### Brief
Will you write out all the entries below exactly?

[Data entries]

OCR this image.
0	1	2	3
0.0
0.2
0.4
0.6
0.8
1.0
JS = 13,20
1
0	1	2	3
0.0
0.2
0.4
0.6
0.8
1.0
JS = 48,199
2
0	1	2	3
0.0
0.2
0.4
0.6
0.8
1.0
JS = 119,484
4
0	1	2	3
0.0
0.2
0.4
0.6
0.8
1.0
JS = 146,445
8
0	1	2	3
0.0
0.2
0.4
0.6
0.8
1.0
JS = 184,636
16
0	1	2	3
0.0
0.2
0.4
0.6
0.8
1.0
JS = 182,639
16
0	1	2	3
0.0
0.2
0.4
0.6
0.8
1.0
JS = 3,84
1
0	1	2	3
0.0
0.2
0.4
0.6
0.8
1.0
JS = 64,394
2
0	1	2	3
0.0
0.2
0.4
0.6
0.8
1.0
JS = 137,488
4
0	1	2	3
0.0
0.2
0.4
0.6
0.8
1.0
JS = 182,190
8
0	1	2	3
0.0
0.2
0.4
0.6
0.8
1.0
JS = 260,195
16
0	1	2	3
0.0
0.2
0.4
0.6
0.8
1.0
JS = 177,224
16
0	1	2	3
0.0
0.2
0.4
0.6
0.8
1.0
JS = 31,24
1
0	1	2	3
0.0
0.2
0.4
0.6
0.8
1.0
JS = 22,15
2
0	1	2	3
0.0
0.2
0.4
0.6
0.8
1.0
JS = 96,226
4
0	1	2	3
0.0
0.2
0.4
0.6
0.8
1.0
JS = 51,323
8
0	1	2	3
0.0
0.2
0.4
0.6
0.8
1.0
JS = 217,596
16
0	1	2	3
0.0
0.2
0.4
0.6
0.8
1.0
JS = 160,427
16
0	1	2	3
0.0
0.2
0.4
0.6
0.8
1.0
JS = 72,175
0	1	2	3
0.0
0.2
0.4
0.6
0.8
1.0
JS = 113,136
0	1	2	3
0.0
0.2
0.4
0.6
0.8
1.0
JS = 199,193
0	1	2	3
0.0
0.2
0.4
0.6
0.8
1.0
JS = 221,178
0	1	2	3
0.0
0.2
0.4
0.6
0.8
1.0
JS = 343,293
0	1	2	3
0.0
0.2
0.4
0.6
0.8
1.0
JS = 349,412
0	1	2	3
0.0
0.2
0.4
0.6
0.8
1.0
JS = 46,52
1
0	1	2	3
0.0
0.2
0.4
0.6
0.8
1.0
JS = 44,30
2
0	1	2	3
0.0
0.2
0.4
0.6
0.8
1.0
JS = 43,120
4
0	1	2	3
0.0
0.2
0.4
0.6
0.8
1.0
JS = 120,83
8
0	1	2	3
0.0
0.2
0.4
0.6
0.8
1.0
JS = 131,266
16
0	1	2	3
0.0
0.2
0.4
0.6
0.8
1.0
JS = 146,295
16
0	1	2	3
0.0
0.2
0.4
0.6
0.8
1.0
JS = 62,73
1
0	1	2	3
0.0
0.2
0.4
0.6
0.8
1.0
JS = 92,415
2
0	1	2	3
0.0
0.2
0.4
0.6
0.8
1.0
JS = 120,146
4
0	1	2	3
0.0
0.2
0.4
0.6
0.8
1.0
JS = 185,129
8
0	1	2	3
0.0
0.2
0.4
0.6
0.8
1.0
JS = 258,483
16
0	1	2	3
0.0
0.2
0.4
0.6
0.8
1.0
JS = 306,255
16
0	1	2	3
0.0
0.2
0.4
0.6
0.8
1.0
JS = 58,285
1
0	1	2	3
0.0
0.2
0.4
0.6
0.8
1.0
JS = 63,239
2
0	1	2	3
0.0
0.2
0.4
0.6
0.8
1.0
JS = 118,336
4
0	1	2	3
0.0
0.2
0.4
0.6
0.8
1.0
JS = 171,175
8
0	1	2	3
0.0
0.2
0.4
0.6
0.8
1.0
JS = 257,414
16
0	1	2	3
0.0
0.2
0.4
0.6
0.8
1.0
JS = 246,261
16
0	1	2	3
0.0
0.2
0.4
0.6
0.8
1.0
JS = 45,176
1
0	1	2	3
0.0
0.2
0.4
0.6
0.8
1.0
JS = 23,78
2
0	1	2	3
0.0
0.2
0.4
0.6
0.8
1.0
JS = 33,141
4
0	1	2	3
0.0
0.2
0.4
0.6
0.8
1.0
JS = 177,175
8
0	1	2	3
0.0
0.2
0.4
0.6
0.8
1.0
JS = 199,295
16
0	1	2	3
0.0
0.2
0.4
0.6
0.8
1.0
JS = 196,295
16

### Solution to this exercise
OCR this image.
0	1	2	3
0.0
0.2
0.4
0.6
0.8
1.0
JS = 13,20
1
0	1	2	3
0.0
0.2
0.4
0.6
0.8
1.0
JS = 48,199
2
0	1	2	3
0.0
0.2
0.4
0.6
0.8
1.0
JS = 119,484
4
0	1	2	3
0.0
0.2
0.4
0.6
0.8
1.0
JS = 146,445
8
0	1	2	3
0.0
0.2
0.4
0.6
0.8
1.0
JS = 184,636
16
0	1	2	3
0.0
0.2
0.4
0.6
0.8
1.0
JS = 182,639
16
0	1	2	3
0.0
0.2
0.4
0.6
0.8
1.0
JS = 3,84
1
0	1	2	3
0.0
0.2
0.4
0.6
0.8
1.0
JS = 64,394
2
0	1	2	3
0.0
0.2
0.4
0.6
0.8
1.0
JS = 137,488
4
0	1	2	3
0.0
0.2
0.4
0.6
0.8
1.0
JS = 182,190
8
0	1	2	3
0.0
0.2
0.4
0.6
0.8
1.0
JS = 260,195
16
0	1	2	3
0.0
0.2
0.4
0.6
0.8
1.0
JS = 177,224
16
0	1	2	3
0.0
0.2
0.4
0.6
0.8
1.0
JS = 31,24
1
0	1	2	3
0.0
0.2
0.4
0.6
0.8
1.0
JS = 22,15
2
0	1	2	3
0.0
0.2
0.4
0.6
0.8
1.0
JS = 96,226
4
0	1	2	3
0.0
0.2
0.4
0.6
0.8
1.0
JS = 51,323
8
0	1	2	3
0.0
0.2
0.4
0.6
0.8
1.0
JS = 217,596
16
0	1	2	3
0.0
0.2
0.4
0.6
0.8
1.0
JS = 160,427
16
0	1	2	3
0.0
0.2
0.4
0.6
0.8
1.0
JS = 72,175
0	1	2	3
0.0
0.2
0.4
0.6
0.8
1.0
JS = 113,136
0	1	2	3
0.0
0.2
0.4
0.6
0.8
1.0
JS = 199,193
0	1	2	3
0.0
0.2
0.4
0.6
0.8
1.0
JS = 221,178
0	1	2	3
0.0
0.2
0.4
0.6
0.8
1.0
JS = 343,293
0	1	2	3
0.0
0.2
0.4
0.6
0.8
1.0
JS = 349,412
0	1	2	3
0.0
0.2
0.4
0.6
0.8
1.0
JS = 46,52
1
0	1	2	3
0.0
0.2
0.4
0.6
0.8
1.0
JS = 44,30
2
0	1	2	3
0.0
0.2
0.4
0.6
0.8
1.0
JS = 43,120
4
0	1	2	3
0.0
0.2
0.4
0.6
0.8
1.0
JS = 120,83
8
0	1	2	3
0.0
0.2
0.4
0.6
0.8
1.0
JS = 131,266
16
0	1	2	3
0.0
0.2
0.4
0.6
0.8
1.0
JS = 146,295
16
0	1	2	3
0.0
0.2
0.4
0.6
0.8
1.0
JS = 62,73
1
0	1	2	3
0.0
0.2
0.4
0.6
0.8
1.0
JS = 92,415
2
0	1	2	3
0.0
0.2
0.4
0.6
0.8
1.0
JS = 120,146
4
0	1	2	3
0.0
0.2
0.4
0.6
0.8
1.0
JS = 185,129
8
0	1	2	3
0.0
0.2
0.4
0.6
0.8
1.0
JS = 258,483
16
0	1	2	3
0.0
0.2
0.4
0.6
0.8
1.0
JS = 306,255
16
0	1	2	3
0.0
0.2
0.4
0.6
0.8
1.0
JS = 58,285
1
0	1	2	3
0.0
0.2
0.4
0.6
0.8
1.0
JS = 63,239
2
0	1	2	3
0.0
0.2
0.4
0.6
0.8
1.0
JS = 118,336
4
0	1	2	3
0.0
0.2
0.4
0.6
0.8
1.0
JS = 171,175
8
0	1	2	3
0.0
0.2
0.4
0.6
0.8
1.0
JS = 257,414
16
0	1	2	3
0.0
0.2
0.4
0.6
0.8
1.0
JS = 246,261
16
0	1	2	3
0.0
0.2
0.4
0.6
0.8
1.0
JS = 45,176
1
0	1	2	3
0.0
0.2
0.4
0.6
0.8
1.0
JS = 23,78
2
0	1	2	3
0.0
0.2
0.4
0.6
0.8
1.0
JS = 33,141
4
0	1	2	3
0.0
0.2
0.4
0.6
0.8
1.0
JS = 177,175
8
0	1	2	3
0.0
0.2
0.4
0.6
0.8
1.0
JS = 199,295
16
0	1	2	3
0.0
0.2
0.4
0.6
0.8
1.0
JS = 196,295
16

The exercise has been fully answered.